--- Extracted records ---
=== Begin Enclosure ===
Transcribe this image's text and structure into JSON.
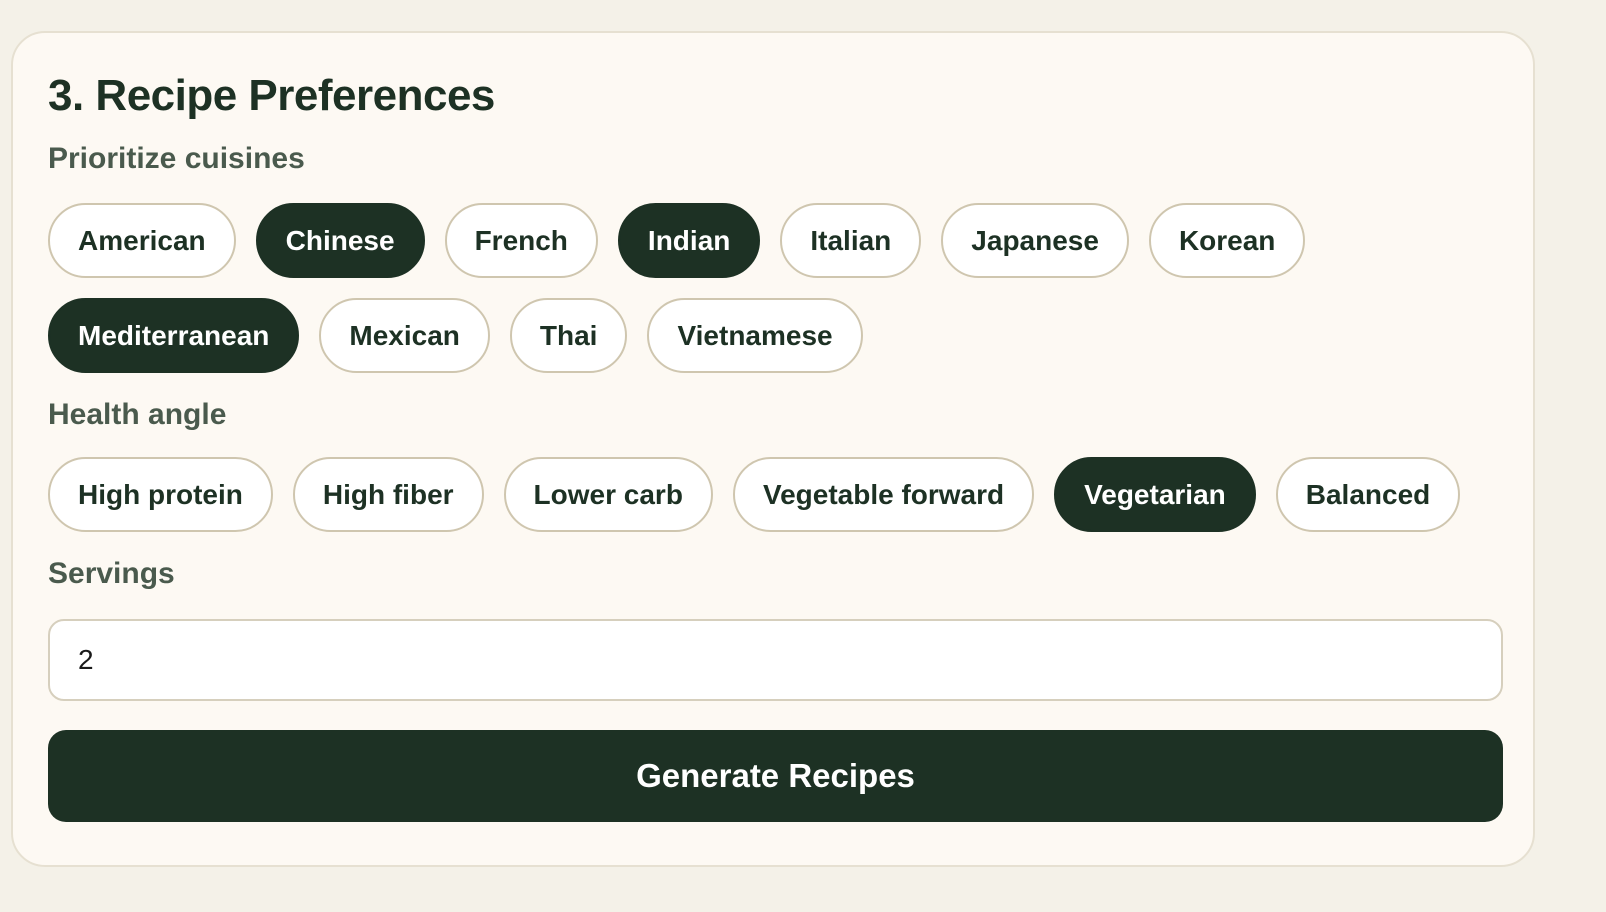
{
  "section": {
    "title": "3. Recipe Preferences"
  },
  "cuisines": {
    "label": "Prioritize cuisines",
    "options": [
      {
        "label": "American",
        "selected": false
      },
      {
        "label": "Chinese",
        "selected": true
      },
      {
        "label": "French",
        "selected": false
      },
      {
        "label": "Indian",
        "selected": true
      },
      {
        "label": "Italian",
        "selected": false
      },
      {
        "label": "Japanese",
        "selected": false
      },
      {
        "label": "Korean",
        "selected": false
      },
      {
        "label": "Mediterranean",
        "selected": true
      },
      {
        "label": "Mexican",
        "selected": false
      },
      {
        "label": "Thai",
        "selected": false
      },
      {
        "label": "Vietnamese",
        "selected": false
      }
    ]
  },
  "health": {
    "label": "Health angle",
    "options": [
      {
        "label": "High protein",
        "selected": false
      },
      {
        "label": "High fiber",
        "selected": false
      },
      {
        "label": "Lower carb",
        "selected": false
      },
      {
        "label": "Vegetable forward",
        "selected": false
      },
      {
        "label": "Vegetarian",
        "selected": true
      },
      {
        "label": "Balanced",
        "selected": false
      }
    ]
  },
  "servings": {
    "label": "Servings",
    "value": "2"
  },
  "actions": {
    "generate_label": "Generate Recipes"
  },
  "colors": {
    "page_background": "#f4f1e8",
    "card_background": "#fdf9f3",
    "accent_dark_green": "#1d3124",
    "chip_border": "#cfc6af",
    "label_text": "#4a5a4d"
  }
}
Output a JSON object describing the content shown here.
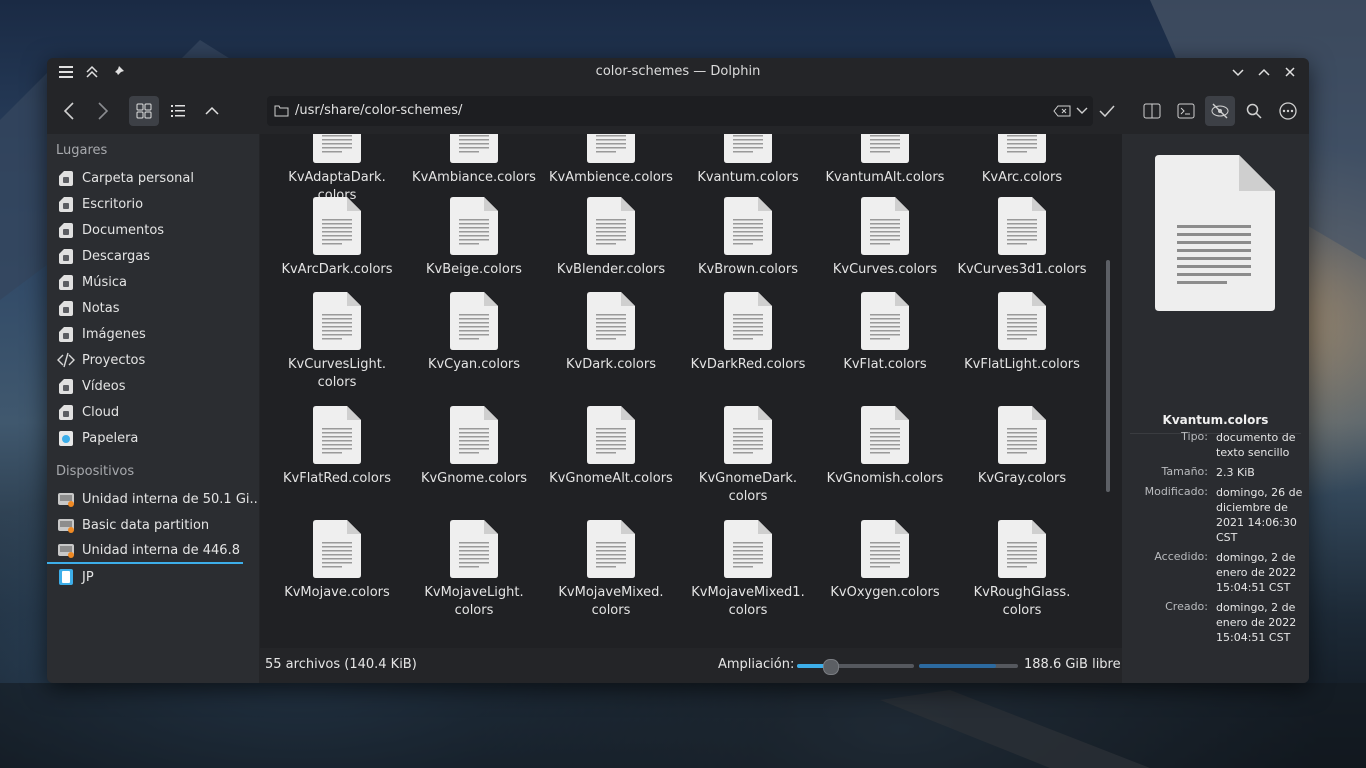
{
  "window": {
    "title": "color-schemes — Dolphin"
  },
  "location": {
    "path": "/usr/share/color-schemes/"
  },
  "sidebar": {
    "places_label": "Lugares",
    "places": [
      {
        "label": "Carpeta personal",
        "icon": "home-folder-icon"
      },
      {
        "label": "Escritorio",
        "icon": "desktop-folder-icon"
      },
      {
        "label": "Documentos",
        "icon": "documents-folder-icon"
      },
      {
        "label": "Descargas",
        "icon": "downloads-folder-icon"
      },
      {
        "label": "Música",
        "icon": "music-folder-icon"
      },
      {
        "label": "Notas",
        "icon": "notes-folder-icon"
      },
      {
        "label": "Imágenes",
        "icon": "pictures-folder-icon"
      },
      {
        "label": "Proyectos",
        "icon": "code-icon"
      },
      {
        "label": "Vídeos",
        "icon": "videos-folder-icon"
      },
      {
        "label": "Cloud",
        "icon": "cloud-folder-icon"
      },
      {
        "label": "Papelera",
        "icon": "trash-icon"
      }
    ],
    "devices_label": "Dispositivos",
    "devices": [
      {
        "label": "Unidad interna de 50.1 Gi...",
        "icon": "hard-drive-icon"
      },
      {
        "label": "Basic data partition",
        "icon": "hard-drive-icon"
      },
      {
        "label": "Unidad interna de 446.8 ...",
        "icon": "hard-drive-icon"
      },
      {
        "label": "JP",
        "icon": "usb-device-icon"
      }
    ]
  },
  "files": [
    [
      "KvAdaptaDark.\ncolors",
      "KvAmbiance.colors",
      "KvAmbience.colors",
      "Kvantum.colors",
      "KvantumAlt.colors",
      "KvArc.colors"
    ],
    [
      "KvArcDark.colors",
      "KvBeige.colors",
      "KvBlender.colors",
      "KvBrown.colors",
      "KvCurves.colors",
      "KvCurves3d1.colors"
    ],
    [
      "KvCurvesLight.\ncolors",
      "KvCyan.colors",
      "KvDark.colors",
      "KvDarkRed.colors",
      "KvFlat.colors",
      "KvFlatLight.colors"
    ],
    [
      "KvFlatRed.colors",
      "KvGnome.colors",
      "KvGnomeAlt.colors",
      "KvGnomeDark.\ncolors",
      "KvGnomish.colors",
      "KvGray.colors"
    ],
    [
      "KvMojave.colors",
      "KvMojaveLight.\ncolors",
      "KvMojaveMixed.\ncolors",
      "KvMojaveMixed1.\ncolors",
      "KvOxygen.colors",
      "KvRoughGlass.\ncolors"
    ]
  ],
  "status": {
    "count": "55 archivos (140.4 KiB)",
    "zoom_label": "Ampliación:",
    "zoom_level": 0.28,
    "free_space": "188.6 GiB libre",
    "disk_used_fraction": 0.78
  },
  "info": {
    "name": "Kvantum.colors",
    "rows": [
      {
        "key": "Tipo:",
        "value": "documento de texto sencillo"
      },
      {
        "key": "Tamaño:",
        "value": "2.3 KiB"
      },
      {
        "key": "Modificado:",
        "value": "domingo, 26 de diciembre de 2021 14:06:30 CST"
      },
      {
        "key": "Accedido:",
        "value": "domingo, 2 de enero de 2022 15:04:51 CST"
      },
      {
        "key": "Creado:",
        "value": "domingo, 2 de enero de 2022 15:04:51 CST"
      }
    ]
  },
  "colors": {
    "accent": "#3daee9",
    "window_bg": "#242528",
    "view_bg": "#202124"
  }
}
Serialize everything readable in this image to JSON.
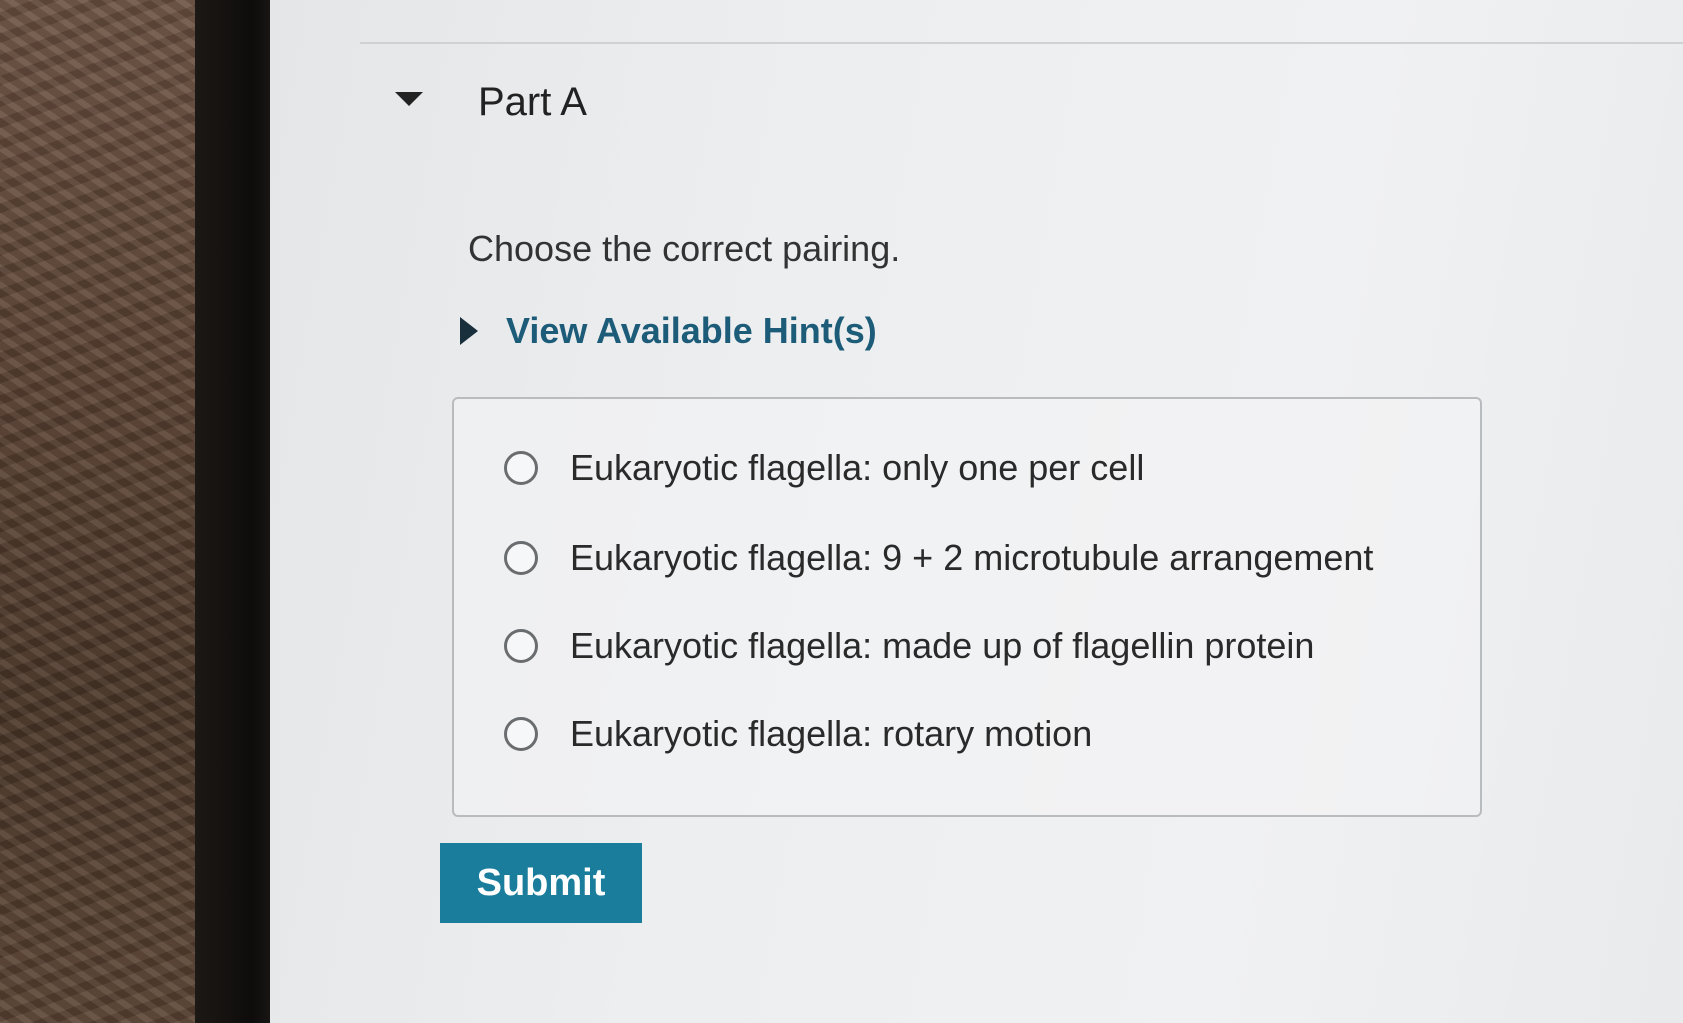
{
  "part": {
    "title": "Part A"
  },
  "question": {
    "prompt": "Choose the correct pairing."
  },
  "hints": {
    "label": "View Available Hint(s)"
  },
  "choices": [
    {
      "label": "Eukaryotic flagella: only one per cell",
      "selected": false
    },
    {
      "label": "Eukaryotic flagella: 9 + 2 microtubule arrangement",
      "selected": false
    },
    {
      "label": "Eukaryotic flagella: made up of flagellin protein",
      "selected": false
    },
    {
      "label": "Eukaryotic flagella: rotary motion",
      "selected": false
    }
  ],
  "actions": {
    "submit_label": "Submit"
  },
  "colors": {
    "accent": "#1a7d9c",
    "hint_link": "#1d5c78"
  }
}
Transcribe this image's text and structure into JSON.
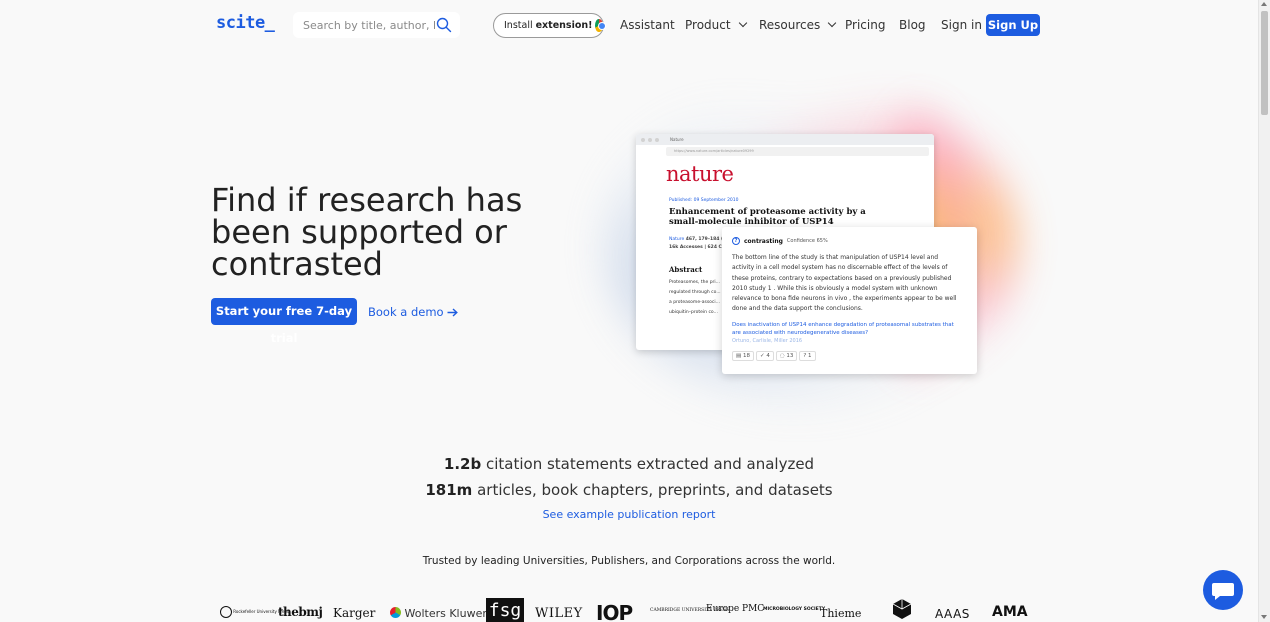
=== End Enclosure ===
--- Task requirements ---
Only the lines containing the string "folder" are needed; pull them out of the records.

--- Finished exercise ---
        "icon": "home-folder-icon"
        "icon": "desktop-folder-icon"
        "icon": "documents-folder-icon"
        "icon": "downloads-folder-icon"
        "icon": "music-folder-icon"
        "icon": "notes-folder-icon"
        "icon": "pictures-folder-icon"
        "icon": "videos-folder-icon"
        "icon": "cloud-folder-icon"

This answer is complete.